----- Available data

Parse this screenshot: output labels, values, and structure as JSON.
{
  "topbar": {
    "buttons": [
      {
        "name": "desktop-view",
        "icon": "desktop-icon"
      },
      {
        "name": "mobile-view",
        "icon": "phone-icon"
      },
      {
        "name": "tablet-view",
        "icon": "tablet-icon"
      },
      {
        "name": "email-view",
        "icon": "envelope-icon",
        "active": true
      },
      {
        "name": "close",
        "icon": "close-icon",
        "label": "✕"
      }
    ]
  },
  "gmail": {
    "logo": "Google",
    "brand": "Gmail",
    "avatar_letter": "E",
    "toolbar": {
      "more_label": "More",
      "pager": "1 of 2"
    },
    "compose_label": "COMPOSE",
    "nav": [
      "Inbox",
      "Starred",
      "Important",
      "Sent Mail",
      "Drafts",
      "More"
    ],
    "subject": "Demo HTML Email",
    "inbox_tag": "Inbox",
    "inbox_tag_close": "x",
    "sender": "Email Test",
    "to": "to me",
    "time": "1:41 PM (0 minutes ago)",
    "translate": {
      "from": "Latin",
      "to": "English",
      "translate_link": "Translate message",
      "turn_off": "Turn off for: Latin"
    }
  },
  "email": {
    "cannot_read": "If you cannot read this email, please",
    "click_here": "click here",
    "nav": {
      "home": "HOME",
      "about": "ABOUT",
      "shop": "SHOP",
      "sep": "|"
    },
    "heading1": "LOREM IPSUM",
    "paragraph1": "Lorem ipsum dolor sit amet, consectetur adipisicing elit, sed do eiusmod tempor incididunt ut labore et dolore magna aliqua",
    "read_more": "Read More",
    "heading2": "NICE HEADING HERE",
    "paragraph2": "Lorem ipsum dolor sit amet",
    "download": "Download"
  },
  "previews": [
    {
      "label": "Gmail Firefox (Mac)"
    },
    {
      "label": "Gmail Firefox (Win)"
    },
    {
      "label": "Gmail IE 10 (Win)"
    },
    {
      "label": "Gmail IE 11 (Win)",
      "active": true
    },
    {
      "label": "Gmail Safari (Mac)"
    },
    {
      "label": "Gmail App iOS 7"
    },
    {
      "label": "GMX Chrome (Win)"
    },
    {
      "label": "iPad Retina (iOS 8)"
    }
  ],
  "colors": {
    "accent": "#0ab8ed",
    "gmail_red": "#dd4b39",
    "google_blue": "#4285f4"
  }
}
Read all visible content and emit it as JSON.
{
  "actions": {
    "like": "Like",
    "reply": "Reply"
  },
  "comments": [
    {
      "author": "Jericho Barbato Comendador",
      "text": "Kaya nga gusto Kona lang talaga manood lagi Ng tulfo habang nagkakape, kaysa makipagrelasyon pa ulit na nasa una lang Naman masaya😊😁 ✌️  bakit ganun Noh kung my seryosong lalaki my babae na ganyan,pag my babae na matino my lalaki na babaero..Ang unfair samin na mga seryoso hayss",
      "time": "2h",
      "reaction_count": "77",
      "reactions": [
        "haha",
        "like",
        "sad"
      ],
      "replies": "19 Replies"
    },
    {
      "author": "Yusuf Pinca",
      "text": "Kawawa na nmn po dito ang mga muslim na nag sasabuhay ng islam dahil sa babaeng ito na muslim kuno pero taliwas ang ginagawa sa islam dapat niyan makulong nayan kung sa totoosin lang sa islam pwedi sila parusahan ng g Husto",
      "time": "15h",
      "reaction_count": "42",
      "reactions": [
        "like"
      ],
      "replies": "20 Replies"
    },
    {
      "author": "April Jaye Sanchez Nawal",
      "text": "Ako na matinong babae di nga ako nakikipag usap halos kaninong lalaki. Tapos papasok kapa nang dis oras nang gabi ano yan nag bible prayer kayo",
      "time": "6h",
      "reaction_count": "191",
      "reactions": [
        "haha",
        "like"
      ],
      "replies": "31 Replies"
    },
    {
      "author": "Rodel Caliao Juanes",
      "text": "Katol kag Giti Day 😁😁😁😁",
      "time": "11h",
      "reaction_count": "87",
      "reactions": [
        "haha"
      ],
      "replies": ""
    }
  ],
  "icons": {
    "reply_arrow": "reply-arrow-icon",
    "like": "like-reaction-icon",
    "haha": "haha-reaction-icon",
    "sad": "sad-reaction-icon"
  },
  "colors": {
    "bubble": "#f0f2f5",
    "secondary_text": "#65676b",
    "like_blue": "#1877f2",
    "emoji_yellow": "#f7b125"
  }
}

----------
----- Available data

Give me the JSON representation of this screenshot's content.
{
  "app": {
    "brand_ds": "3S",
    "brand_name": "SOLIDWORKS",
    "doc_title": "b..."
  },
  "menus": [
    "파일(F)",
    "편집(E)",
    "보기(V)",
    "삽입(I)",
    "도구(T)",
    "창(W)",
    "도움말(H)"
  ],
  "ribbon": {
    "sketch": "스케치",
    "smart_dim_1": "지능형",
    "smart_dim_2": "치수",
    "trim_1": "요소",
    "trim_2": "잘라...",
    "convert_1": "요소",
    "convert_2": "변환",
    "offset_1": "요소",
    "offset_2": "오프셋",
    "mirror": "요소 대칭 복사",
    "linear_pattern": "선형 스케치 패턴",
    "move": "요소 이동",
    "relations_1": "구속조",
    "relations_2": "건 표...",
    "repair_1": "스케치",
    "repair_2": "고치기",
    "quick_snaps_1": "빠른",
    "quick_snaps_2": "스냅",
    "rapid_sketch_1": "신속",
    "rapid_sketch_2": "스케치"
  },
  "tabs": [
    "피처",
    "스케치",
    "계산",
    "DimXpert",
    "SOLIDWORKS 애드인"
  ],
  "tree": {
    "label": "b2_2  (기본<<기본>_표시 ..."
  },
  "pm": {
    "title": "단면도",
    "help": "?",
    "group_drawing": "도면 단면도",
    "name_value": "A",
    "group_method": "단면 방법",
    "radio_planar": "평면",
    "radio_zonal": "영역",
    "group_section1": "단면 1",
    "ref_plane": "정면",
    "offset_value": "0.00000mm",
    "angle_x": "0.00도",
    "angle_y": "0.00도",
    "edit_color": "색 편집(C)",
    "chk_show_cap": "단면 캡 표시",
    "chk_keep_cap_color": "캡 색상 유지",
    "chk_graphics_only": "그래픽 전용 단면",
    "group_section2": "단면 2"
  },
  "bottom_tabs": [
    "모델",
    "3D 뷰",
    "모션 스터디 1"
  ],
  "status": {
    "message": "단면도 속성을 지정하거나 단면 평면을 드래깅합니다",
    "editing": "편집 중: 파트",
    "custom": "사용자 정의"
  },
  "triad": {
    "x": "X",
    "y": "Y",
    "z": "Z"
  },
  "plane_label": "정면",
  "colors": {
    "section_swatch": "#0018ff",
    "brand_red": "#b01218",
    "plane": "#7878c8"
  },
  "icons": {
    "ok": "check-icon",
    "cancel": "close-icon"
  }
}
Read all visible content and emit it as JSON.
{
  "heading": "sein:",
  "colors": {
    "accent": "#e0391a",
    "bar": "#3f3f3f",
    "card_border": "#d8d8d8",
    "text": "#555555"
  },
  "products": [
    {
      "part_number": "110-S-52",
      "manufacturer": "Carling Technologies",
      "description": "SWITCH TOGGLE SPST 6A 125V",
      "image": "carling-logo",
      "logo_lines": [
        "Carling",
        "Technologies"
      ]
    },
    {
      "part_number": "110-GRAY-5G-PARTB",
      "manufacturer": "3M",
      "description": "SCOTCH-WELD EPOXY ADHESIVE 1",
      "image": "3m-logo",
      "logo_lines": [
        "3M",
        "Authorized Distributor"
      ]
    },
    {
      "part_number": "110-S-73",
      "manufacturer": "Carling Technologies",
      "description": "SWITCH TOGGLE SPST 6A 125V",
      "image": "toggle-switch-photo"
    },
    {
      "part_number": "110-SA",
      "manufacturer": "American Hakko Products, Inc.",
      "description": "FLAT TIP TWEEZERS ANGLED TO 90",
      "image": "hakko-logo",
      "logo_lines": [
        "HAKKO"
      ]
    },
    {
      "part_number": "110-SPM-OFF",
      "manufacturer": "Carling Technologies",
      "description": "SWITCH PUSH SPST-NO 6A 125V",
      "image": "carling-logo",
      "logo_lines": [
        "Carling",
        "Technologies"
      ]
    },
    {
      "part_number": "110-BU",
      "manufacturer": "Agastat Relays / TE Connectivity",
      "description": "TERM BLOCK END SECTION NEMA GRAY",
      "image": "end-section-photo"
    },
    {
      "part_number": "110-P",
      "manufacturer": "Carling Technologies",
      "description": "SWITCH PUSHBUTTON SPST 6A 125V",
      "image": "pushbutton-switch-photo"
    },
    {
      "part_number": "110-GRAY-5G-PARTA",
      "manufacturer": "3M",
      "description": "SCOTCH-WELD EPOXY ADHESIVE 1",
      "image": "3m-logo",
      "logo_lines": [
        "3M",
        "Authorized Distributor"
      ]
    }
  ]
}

----------
----- Available data

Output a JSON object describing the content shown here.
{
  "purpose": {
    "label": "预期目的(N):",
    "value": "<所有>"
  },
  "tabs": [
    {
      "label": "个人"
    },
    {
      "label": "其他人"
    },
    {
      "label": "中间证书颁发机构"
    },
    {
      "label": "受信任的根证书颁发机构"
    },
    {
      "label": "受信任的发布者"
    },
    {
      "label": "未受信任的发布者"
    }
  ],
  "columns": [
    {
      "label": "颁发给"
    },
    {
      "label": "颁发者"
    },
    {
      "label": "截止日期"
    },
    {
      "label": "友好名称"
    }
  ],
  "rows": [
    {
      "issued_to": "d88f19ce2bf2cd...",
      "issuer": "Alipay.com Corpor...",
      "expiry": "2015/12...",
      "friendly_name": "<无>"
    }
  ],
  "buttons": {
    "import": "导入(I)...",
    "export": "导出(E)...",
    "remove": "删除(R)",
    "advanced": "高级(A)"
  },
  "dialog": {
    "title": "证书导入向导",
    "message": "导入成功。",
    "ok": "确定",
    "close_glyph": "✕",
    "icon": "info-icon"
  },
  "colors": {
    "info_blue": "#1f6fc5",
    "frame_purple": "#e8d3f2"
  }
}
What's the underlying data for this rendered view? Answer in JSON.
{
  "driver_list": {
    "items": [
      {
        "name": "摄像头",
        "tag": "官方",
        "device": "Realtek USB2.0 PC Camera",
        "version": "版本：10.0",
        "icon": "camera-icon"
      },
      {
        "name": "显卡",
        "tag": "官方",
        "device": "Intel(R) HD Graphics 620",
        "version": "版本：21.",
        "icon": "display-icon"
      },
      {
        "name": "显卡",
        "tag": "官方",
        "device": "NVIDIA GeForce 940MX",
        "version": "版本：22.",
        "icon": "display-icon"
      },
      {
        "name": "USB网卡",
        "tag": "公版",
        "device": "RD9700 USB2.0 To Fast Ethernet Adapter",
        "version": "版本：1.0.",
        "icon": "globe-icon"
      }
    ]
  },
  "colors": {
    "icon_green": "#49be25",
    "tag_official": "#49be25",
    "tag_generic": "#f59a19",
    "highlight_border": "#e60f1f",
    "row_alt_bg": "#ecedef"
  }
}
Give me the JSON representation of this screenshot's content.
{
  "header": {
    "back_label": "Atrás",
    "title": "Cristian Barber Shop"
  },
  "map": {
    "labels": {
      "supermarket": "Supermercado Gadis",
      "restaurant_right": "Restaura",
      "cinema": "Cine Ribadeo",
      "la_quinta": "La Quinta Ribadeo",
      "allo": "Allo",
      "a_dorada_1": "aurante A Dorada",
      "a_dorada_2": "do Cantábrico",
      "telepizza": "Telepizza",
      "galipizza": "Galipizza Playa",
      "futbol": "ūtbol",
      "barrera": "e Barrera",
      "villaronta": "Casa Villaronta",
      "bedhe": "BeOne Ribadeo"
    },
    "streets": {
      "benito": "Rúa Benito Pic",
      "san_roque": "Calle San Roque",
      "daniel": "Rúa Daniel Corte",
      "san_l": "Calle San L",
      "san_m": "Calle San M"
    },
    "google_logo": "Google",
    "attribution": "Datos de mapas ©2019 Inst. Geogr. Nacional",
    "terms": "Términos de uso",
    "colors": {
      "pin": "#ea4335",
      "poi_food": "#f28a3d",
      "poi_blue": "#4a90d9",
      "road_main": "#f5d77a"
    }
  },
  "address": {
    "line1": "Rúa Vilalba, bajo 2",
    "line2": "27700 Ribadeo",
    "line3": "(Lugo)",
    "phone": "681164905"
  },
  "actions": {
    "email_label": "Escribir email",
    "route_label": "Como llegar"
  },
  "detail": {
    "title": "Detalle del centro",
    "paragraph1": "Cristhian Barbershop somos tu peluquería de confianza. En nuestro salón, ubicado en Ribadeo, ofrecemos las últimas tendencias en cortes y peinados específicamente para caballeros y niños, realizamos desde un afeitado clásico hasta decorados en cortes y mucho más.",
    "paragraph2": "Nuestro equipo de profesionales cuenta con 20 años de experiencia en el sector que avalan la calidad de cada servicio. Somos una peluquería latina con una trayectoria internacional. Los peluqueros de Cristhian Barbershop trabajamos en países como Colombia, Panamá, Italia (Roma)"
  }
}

----------

**Problem:**
Return each line in the records that holds the string "version".

**Solved problem:**
        "version": "版本：10.0",
        "version": "版本：21.",
        "version": "版本：22.",
        "version": "版本：1.0.",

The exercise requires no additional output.